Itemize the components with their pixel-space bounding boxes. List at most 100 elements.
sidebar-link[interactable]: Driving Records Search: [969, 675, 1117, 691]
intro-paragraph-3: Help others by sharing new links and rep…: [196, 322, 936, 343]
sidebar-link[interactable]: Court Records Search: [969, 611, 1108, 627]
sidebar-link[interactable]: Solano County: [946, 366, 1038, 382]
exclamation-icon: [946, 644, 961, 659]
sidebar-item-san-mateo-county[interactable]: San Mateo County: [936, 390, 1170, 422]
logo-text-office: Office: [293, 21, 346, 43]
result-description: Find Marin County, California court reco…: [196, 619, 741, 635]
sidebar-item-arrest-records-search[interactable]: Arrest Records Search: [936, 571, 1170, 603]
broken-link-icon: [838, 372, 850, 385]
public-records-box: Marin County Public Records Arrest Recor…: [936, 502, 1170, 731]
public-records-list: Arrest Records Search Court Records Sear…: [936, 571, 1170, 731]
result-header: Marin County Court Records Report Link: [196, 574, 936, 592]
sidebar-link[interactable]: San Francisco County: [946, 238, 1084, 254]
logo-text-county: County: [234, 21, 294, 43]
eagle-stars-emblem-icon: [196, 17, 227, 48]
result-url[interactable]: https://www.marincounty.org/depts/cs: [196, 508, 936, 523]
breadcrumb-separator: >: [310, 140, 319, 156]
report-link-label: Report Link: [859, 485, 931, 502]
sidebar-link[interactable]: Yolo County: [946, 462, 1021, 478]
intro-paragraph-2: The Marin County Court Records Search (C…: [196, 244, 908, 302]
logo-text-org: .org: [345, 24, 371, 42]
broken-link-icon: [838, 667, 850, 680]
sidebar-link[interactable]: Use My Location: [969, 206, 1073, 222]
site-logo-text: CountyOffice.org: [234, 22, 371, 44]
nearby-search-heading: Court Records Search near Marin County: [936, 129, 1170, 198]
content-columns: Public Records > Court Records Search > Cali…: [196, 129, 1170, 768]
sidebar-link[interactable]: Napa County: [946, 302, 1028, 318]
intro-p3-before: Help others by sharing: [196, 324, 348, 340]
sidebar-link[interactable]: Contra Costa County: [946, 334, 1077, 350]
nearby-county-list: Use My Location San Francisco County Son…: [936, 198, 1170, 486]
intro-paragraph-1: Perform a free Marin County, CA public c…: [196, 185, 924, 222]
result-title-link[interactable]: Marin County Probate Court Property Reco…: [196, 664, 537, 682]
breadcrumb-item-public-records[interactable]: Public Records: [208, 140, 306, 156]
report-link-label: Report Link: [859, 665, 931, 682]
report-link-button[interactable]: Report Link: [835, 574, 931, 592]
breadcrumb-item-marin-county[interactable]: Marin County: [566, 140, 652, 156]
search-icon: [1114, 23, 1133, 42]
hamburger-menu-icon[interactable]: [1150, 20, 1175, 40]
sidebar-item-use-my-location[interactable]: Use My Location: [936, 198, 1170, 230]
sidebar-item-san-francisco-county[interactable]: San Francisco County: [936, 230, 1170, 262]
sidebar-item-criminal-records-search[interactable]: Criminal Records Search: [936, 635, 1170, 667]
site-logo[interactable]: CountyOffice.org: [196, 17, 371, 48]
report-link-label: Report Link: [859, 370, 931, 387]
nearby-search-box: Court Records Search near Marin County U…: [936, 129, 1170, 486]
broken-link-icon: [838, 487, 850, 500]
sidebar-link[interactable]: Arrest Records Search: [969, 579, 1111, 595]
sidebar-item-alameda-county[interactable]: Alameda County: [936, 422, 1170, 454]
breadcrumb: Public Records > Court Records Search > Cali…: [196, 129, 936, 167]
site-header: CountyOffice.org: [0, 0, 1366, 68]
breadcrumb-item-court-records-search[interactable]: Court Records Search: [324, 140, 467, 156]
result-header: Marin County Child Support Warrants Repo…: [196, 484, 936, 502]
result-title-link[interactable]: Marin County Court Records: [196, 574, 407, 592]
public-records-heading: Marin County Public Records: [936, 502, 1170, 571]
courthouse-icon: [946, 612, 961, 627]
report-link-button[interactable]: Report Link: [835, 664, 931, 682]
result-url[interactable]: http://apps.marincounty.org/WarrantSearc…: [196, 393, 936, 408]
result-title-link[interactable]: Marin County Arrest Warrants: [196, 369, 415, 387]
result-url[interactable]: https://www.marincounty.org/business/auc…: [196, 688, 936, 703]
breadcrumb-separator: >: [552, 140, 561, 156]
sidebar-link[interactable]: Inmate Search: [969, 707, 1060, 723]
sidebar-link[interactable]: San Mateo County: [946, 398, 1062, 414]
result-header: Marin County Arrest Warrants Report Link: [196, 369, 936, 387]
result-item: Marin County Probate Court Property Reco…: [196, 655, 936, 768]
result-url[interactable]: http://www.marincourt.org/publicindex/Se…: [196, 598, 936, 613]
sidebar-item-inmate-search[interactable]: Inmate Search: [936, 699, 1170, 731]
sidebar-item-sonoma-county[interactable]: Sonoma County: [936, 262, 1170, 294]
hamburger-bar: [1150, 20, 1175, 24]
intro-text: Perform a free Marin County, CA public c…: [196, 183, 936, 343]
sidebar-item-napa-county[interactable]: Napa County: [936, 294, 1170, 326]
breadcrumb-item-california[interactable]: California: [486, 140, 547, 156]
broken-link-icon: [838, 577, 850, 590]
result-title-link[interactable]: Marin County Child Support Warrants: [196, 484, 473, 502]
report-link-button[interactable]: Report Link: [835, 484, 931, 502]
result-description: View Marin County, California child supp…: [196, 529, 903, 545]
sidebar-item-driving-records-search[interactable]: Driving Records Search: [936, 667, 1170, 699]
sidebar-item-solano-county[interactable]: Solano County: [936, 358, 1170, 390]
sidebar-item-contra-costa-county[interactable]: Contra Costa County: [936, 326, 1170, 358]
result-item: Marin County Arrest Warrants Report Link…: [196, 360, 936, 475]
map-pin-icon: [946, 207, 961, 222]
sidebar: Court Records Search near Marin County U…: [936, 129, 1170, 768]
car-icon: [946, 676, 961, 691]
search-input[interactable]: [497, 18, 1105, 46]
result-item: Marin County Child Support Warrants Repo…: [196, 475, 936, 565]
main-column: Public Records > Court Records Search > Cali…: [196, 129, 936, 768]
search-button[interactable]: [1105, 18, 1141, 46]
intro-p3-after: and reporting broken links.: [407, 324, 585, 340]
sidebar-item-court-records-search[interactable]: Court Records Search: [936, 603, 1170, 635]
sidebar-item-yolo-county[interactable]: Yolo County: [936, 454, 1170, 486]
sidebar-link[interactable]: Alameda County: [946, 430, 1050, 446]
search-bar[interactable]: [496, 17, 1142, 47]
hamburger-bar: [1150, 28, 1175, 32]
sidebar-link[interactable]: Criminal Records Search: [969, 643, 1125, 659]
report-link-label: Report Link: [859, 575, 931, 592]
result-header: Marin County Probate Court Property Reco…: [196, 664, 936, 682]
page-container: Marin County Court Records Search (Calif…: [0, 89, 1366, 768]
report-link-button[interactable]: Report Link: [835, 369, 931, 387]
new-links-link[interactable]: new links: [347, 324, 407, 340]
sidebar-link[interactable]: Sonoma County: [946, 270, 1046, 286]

--------

▶ [Task instructions]: Reproduce, without any alteration, everything in the listing from its first line down to and including the line that contains "content-columns: Public Records".

▶ [Expected output]:
Itemize the components with their pixel-space bounding boxes. List at most 100 elements.
sidebar-link[interactable]: Driving Records Search: [969, 675, 1117, 691]
intro-paragraph-3: Help others by sharing new links and rep…: [196, 322, 936, 343]
sidebar-link[interactable]: Court Records Search: [969, 611, 1108, 627]
sidebar-link[interactable]: Solano County: [946, 366, 1038, 382]
exclamation-icon: [946, 644, 961, 659]
sidebar-item-san-mateo-county[interactable]: San Mateo County: [936, 390, 1170, 422]
logo-text-office: Office: [293, 21, 346, 43]
result-description: Find Marin County, California court reco…: [196, 619, 741, 635]
sidebar-item-arrest-records-search[interactable]: Arrest Records Search: [936, 571, 1170, 603]
broken-link-icon: [838, 372, 850, 385]
public-records-box: Marin County Public Records Arrest Recor…: [936, 502, 1170, 731]
public-records-list: Arrest Records Search Court Records Sear…: [936, 571, 1170, 731]
result-header: Marin County Court Records Report Link: [196, 574, 936, 592]
sidebar-link[interactable]: San Francisco County: [946, 238, 1084, 254]
logo-text-county: County: [234, 21, 294, 43]
eagle-stars-emblem-icon: [196, 17, 227, 48]
result-url[interactable]: https://www.marincounty.org/depts/cs: [196, 508, 936, 523]
breadcrumb-separator: >: [310, 140, 319, 156]
report-link-label: Report Link: [859, 485, 931, 502]
sidebar-link[interactable]: Yolo County: [946, 462, 1021, 478]
intro-paragraph-2: The Marin County Court Records Search (C…: [196, 244, 908, 302]
logo-text-org: .org: [345, 24, 371, 42]
broken-link-icon: [838, 667, 850, 680]
sidebar-link[interactable]: Use My Location: [969, 206, 1073, 222]
site-logo-text: CountyOffice.org: [234, 22, 371, 44]
nearby-search-heading: Court Records Search near Marin County: [936, 129, 1170, 198]
content-columns: Public Records > Court Records Search > Cali…: [196, 129, 1170, 768]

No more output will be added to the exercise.